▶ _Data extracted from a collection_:
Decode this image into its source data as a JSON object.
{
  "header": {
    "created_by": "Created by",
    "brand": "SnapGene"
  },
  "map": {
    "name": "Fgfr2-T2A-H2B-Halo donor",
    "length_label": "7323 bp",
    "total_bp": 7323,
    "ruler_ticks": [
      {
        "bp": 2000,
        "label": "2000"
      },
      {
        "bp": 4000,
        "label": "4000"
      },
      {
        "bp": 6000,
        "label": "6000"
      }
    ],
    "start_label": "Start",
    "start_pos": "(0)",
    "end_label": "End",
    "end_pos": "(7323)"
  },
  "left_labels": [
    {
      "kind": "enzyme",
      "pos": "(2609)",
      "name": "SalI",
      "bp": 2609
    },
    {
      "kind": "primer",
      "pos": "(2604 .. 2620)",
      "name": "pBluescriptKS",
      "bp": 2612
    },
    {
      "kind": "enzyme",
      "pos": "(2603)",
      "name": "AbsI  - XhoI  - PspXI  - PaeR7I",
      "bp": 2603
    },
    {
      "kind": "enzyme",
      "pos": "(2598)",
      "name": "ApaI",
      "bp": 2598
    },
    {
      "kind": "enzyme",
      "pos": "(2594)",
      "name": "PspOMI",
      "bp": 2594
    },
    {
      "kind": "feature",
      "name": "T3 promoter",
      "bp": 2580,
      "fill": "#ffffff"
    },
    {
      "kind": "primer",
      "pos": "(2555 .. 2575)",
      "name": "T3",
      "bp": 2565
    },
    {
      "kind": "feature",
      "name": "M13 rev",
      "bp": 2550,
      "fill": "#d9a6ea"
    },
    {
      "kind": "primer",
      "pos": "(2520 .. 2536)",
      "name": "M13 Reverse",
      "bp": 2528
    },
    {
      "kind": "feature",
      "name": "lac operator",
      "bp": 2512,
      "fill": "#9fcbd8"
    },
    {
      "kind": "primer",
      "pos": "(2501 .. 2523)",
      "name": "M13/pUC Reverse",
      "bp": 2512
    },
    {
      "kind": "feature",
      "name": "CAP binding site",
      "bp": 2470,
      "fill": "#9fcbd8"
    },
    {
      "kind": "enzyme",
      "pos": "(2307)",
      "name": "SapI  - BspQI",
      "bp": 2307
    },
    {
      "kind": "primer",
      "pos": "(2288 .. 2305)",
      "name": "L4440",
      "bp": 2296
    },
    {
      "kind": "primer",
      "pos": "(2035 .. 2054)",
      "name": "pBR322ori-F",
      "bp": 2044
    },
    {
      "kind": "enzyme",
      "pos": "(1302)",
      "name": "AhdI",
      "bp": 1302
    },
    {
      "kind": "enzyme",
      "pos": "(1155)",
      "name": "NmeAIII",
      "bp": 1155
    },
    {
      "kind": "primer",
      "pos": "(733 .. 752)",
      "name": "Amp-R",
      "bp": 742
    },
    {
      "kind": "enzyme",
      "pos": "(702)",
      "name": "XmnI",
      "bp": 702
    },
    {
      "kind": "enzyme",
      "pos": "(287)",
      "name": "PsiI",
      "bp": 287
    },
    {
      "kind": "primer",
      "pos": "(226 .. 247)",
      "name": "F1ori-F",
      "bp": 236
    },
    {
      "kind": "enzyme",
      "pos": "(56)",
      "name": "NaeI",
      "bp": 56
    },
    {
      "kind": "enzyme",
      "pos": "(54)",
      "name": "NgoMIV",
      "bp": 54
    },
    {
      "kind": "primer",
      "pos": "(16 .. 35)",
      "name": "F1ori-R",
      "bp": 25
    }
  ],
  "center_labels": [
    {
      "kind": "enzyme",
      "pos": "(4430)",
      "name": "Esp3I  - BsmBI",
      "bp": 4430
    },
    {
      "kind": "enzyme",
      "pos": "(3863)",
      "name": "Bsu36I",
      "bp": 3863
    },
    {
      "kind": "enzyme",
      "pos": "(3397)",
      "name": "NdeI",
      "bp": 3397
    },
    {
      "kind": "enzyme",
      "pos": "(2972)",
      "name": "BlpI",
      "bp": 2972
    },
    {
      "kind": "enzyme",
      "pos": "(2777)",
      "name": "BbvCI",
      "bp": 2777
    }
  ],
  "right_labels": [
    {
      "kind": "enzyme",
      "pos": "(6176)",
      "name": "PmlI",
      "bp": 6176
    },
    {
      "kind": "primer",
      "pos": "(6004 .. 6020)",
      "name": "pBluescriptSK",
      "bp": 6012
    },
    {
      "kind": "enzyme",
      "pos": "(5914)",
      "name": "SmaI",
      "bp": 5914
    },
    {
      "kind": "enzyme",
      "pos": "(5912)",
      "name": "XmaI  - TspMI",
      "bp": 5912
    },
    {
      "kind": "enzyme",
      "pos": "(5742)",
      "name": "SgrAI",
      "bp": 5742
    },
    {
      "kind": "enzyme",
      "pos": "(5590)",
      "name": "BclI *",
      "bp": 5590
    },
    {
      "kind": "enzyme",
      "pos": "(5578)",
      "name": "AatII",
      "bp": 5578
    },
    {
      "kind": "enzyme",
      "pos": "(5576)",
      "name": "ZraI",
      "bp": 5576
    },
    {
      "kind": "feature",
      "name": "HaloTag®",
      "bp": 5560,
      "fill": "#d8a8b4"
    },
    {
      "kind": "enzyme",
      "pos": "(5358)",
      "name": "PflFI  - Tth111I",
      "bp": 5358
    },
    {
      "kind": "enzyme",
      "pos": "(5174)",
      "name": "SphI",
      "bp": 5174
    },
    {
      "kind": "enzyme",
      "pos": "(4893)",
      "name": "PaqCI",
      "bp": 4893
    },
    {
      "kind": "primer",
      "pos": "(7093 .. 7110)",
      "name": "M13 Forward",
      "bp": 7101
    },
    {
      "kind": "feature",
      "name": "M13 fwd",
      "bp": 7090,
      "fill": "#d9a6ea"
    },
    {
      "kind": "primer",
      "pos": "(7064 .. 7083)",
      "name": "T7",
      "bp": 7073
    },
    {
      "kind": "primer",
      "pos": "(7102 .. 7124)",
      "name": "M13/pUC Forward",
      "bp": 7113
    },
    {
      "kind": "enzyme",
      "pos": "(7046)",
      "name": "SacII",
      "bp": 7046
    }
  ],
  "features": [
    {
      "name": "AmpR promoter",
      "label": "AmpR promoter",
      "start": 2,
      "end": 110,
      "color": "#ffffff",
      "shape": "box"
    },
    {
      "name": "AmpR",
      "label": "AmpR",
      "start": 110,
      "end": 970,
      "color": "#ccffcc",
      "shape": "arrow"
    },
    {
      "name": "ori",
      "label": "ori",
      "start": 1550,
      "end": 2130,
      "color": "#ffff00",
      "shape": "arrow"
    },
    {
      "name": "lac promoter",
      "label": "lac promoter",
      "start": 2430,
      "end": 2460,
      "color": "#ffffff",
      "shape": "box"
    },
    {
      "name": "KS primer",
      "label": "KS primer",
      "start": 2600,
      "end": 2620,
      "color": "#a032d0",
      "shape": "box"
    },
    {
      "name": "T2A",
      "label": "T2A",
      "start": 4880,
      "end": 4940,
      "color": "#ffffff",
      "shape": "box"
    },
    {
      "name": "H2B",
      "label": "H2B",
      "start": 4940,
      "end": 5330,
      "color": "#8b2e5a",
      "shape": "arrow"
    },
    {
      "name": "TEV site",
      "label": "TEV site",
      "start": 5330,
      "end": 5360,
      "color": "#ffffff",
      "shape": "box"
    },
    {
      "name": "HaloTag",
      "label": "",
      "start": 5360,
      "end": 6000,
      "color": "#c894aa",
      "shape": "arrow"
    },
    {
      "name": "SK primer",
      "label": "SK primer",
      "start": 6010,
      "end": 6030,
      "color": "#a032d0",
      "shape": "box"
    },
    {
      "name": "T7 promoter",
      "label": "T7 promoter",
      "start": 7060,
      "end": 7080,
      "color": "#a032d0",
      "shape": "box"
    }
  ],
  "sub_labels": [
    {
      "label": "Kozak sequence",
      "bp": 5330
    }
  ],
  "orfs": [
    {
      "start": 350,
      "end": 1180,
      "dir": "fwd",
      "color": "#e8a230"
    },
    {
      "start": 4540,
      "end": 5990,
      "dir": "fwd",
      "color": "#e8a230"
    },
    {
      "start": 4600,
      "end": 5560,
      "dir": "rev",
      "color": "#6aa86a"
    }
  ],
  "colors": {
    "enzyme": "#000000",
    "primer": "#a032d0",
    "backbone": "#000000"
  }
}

▶ _Task goal_:
Copy out the lines above with "site" in them.

▶ _Solution for this problem_:
      "name": "CAP binding site",
      "name": "TEV site",
      "label": "TEV site",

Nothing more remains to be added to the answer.